[Data records]
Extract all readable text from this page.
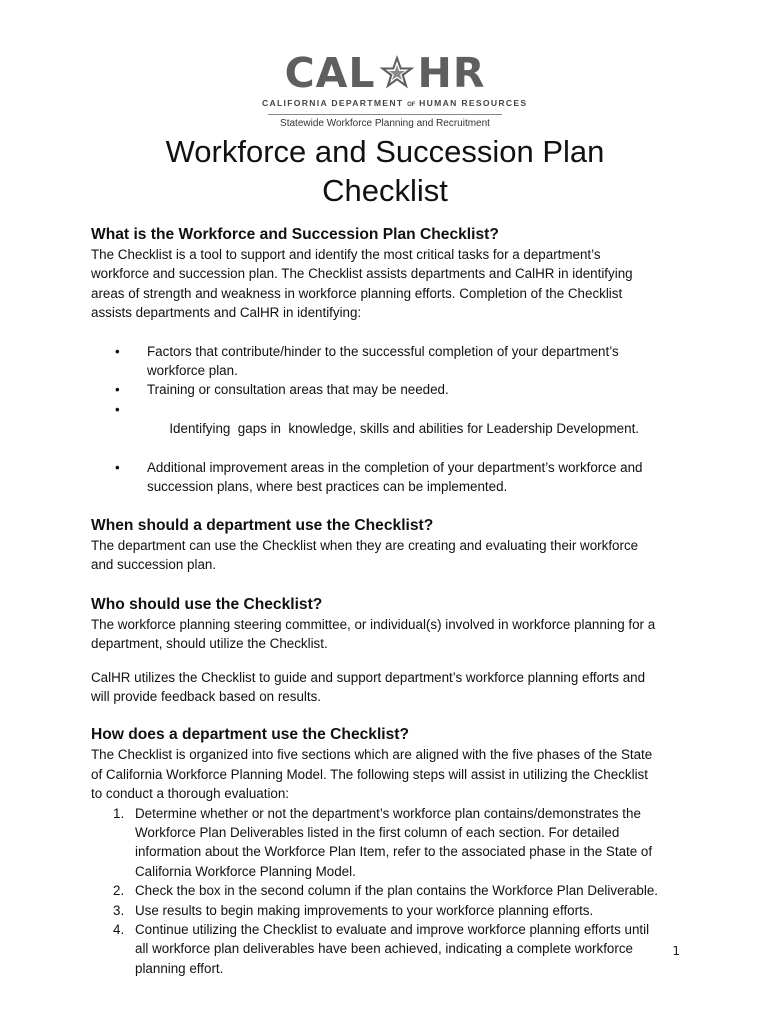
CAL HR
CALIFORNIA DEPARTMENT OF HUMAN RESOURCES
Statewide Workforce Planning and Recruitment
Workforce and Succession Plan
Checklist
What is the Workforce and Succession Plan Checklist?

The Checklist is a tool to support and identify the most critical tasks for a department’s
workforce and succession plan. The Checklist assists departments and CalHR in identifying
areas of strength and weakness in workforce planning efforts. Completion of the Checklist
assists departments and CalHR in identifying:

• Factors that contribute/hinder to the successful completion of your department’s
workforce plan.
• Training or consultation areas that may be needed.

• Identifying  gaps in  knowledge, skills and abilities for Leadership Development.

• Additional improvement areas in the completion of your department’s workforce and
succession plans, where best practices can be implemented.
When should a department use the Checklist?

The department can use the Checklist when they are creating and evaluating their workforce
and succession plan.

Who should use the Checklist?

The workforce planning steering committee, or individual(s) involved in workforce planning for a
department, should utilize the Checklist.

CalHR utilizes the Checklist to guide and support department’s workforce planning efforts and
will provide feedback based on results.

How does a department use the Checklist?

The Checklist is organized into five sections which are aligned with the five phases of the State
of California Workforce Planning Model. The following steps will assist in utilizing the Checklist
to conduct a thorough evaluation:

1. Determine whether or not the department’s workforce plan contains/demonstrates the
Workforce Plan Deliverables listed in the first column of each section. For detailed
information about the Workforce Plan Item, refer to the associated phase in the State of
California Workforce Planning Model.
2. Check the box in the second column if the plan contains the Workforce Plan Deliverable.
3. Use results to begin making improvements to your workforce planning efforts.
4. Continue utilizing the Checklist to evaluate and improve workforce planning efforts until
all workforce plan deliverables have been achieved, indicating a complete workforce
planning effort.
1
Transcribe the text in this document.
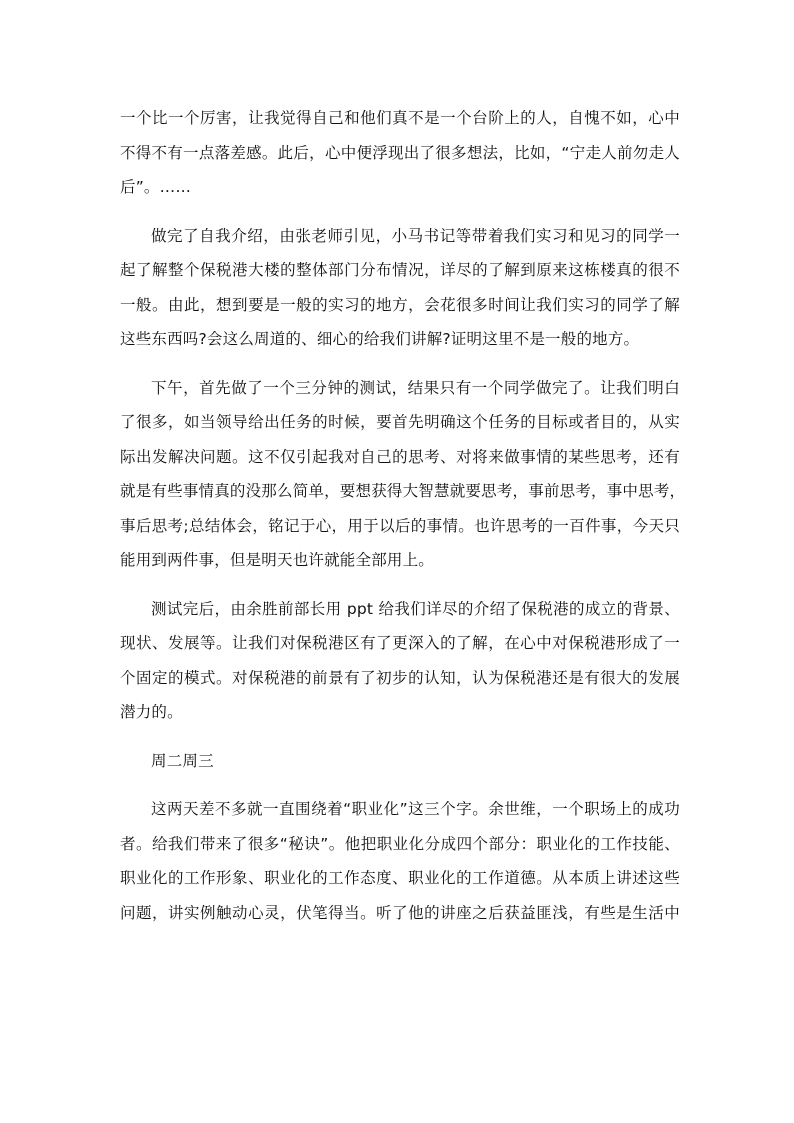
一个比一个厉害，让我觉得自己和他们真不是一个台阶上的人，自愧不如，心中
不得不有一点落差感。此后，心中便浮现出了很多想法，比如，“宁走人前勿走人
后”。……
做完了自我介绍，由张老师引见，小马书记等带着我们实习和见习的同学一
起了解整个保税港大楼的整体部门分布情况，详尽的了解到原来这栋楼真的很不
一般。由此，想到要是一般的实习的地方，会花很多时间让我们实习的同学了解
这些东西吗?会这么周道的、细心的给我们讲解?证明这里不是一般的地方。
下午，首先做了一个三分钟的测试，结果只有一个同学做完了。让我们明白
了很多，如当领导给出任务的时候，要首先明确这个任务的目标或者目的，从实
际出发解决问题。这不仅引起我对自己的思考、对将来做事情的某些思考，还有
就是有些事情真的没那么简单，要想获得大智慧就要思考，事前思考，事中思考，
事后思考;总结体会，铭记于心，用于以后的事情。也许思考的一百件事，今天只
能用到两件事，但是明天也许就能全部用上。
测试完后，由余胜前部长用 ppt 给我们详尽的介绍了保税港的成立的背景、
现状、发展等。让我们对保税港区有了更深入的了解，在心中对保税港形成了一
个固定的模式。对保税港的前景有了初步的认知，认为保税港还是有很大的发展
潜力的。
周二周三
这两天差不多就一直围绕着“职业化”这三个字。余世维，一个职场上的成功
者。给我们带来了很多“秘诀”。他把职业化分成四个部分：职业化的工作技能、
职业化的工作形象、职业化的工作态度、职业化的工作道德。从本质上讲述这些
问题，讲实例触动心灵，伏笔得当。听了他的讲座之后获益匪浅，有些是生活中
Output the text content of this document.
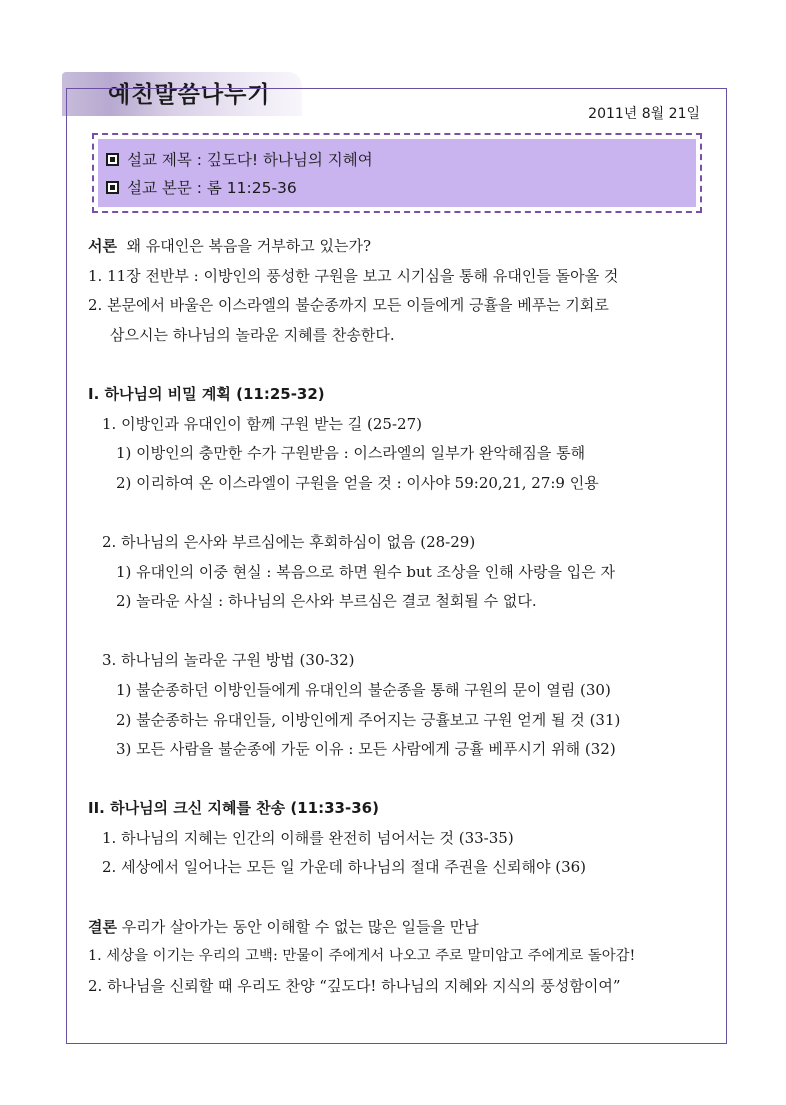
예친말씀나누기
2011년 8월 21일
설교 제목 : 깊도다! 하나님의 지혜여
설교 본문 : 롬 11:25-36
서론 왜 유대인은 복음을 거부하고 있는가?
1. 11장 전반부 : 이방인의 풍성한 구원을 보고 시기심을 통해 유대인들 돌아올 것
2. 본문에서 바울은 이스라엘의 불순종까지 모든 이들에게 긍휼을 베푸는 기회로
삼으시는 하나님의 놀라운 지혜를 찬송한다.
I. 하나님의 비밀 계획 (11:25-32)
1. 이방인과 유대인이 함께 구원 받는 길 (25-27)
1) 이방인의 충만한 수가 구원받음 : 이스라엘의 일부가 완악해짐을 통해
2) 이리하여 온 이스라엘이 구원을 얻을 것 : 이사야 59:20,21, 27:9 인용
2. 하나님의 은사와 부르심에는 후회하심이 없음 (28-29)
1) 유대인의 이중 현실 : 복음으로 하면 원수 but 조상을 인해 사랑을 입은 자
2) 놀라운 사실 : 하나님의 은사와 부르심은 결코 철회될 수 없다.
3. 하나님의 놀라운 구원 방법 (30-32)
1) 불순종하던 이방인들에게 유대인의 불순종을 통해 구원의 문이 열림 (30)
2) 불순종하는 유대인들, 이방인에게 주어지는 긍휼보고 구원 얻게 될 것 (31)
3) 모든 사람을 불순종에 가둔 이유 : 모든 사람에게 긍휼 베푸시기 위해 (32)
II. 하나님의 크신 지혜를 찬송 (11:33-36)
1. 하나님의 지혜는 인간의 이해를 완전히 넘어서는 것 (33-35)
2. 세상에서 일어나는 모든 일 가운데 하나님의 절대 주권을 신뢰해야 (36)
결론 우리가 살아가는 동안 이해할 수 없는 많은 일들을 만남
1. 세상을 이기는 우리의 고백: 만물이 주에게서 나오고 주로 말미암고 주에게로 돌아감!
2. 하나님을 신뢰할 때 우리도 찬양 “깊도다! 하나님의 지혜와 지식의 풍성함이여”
--
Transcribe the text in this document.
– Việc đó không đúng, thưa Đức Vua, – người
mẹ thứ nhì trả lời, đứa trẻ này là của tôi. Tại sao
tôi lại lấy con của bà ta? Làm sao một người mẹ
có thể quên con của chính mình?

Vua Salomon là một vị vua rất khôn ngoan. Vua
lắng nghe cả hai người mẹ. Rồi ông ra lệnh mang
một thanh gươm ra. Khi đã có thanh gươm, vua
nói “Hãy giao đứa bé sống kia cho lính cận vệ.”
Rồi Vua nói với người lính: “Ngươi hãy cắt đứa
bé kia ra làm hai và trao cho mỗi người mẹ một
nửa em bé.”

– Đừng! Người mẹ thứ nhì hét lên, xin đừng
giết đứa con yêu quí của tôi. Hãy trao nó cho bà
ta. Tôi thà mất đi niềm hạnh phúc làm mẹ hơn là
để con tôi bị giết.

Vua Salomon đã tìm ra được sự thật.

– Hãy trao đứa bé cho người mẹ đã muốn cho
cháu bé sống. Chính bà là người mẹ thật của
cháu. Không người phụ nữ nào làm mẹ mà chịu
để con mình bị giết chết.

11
--
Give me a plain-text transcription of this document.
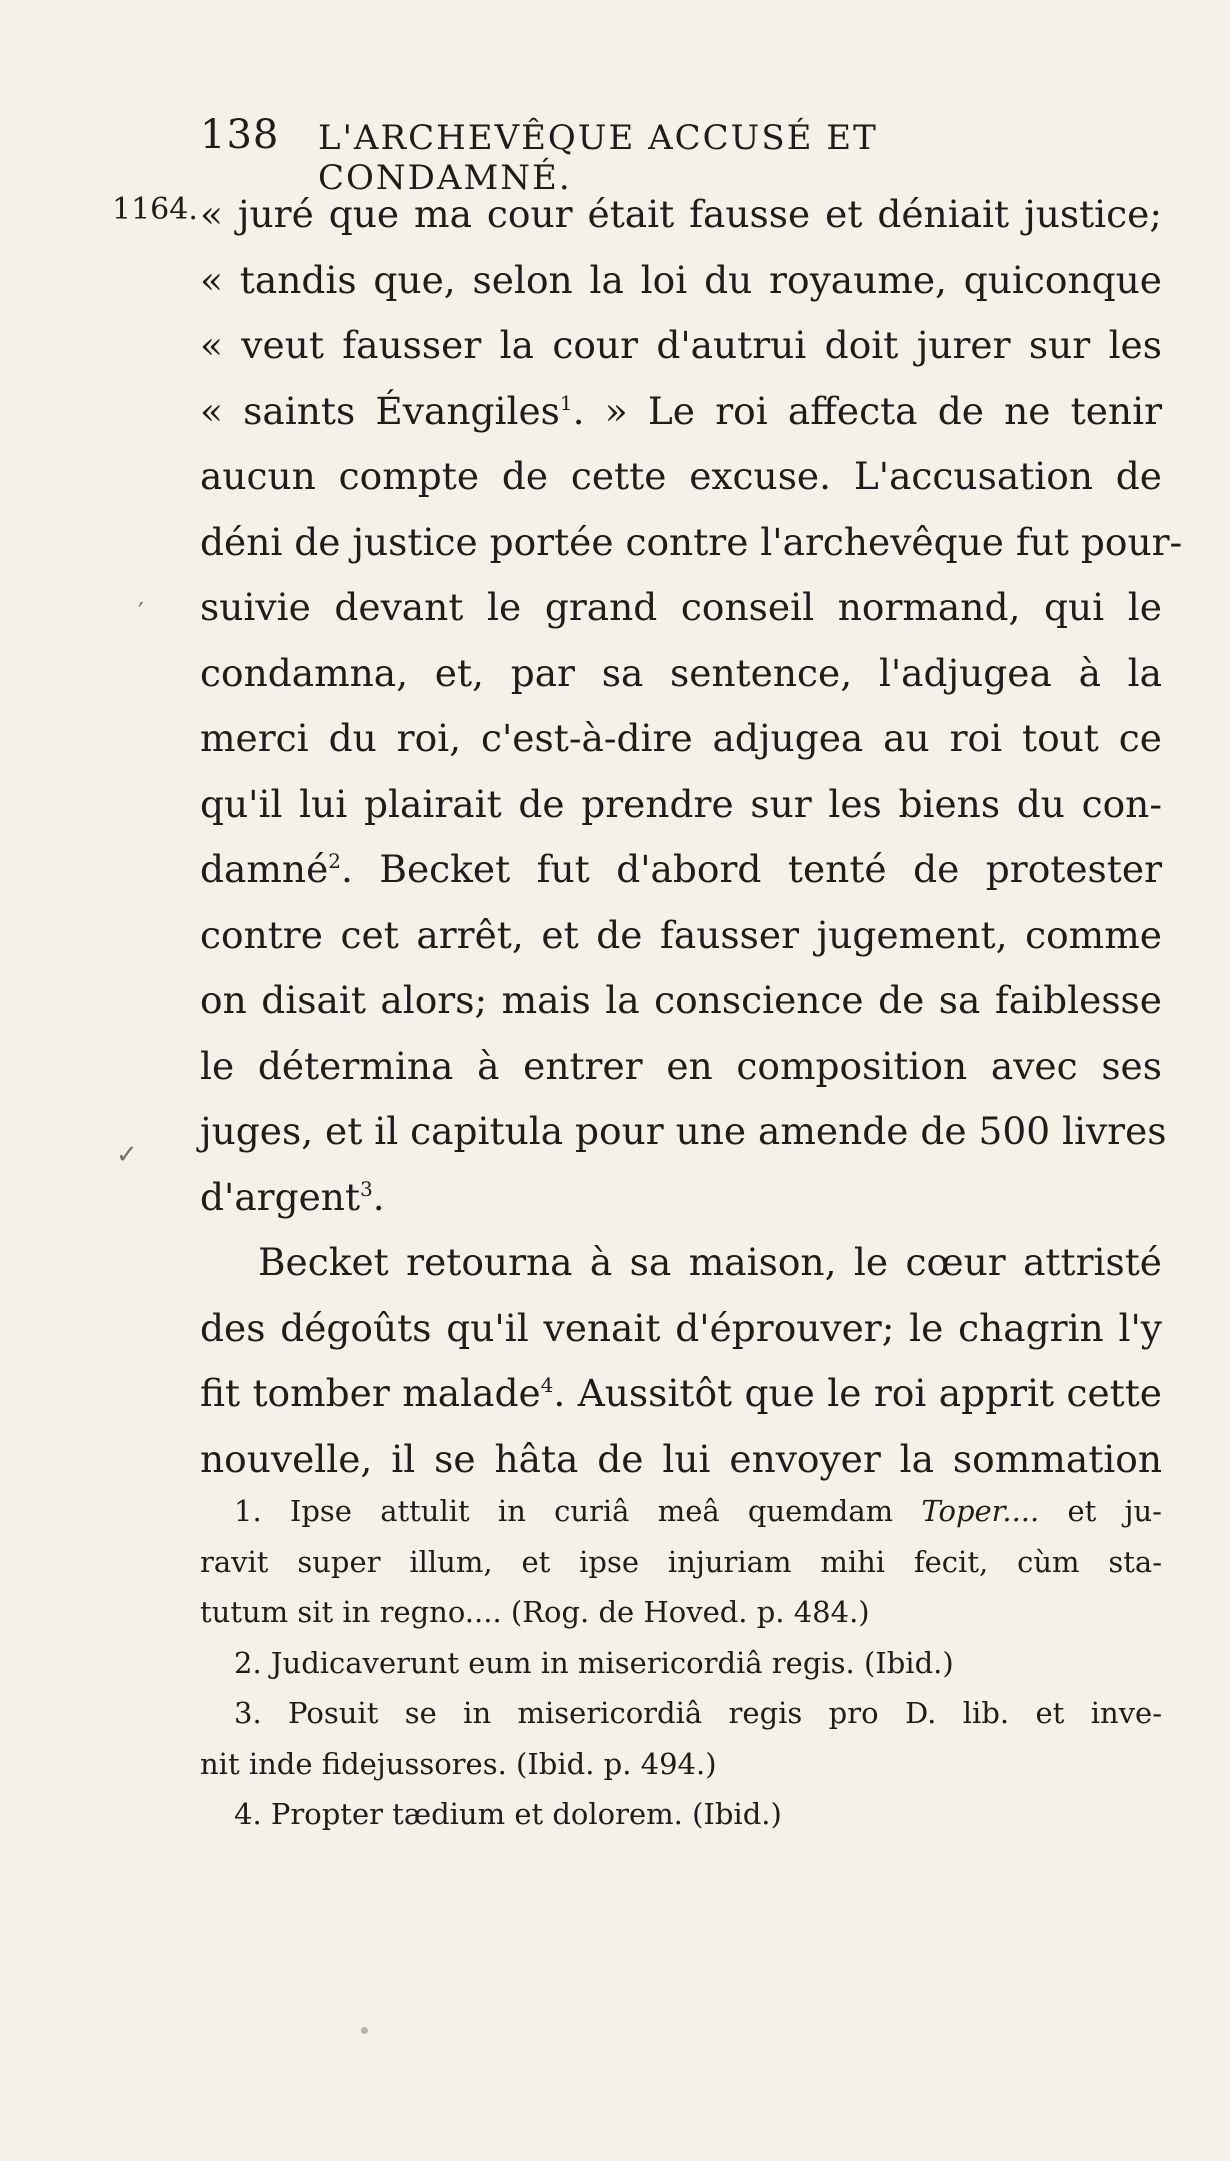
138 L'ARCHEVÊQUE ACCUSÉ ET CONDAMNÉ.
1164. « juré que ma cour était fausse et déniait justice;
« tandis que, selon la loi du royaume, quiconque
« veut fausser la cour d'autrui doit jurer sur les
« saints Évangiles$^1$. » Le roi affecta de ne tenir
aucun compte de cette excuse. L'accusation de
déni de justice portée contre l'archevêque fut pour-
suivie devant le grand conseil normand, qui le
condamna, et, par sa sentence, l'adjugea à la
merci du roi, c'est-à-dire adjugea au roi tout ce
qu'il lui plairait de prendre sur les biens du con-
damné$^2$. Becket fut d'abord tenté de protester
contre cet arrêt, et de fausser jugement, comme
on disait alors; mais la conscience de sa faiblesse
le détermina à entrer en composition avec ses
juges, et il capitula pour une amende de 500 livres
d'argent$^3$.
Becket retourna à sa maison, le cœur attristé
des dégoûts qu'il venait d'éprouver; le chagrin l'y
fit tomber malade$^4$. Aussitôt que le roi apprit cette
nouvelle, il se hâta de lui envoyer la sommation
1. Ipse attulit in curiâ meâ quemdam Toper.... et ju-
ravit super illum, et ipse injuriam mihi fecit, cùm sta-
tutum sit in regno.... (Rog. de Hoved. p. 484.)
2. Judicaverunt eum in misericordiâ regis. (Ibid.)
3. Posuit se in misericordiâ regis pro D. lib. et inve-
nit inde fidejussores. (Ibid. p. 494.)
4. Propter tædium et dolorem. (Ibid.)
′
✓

### Problem description
Where a line in the entries holds the word "이방인의", copy that line.

### Result of the exercise
1. 11장 전반부 : 이방인의 풍성한 구원을 보고 시기심을 통해 유대인들 돌아올 것
1) 이방인의 충만한 수가 구원받음 : 이스라엘의 일부가 완악해짐을 통해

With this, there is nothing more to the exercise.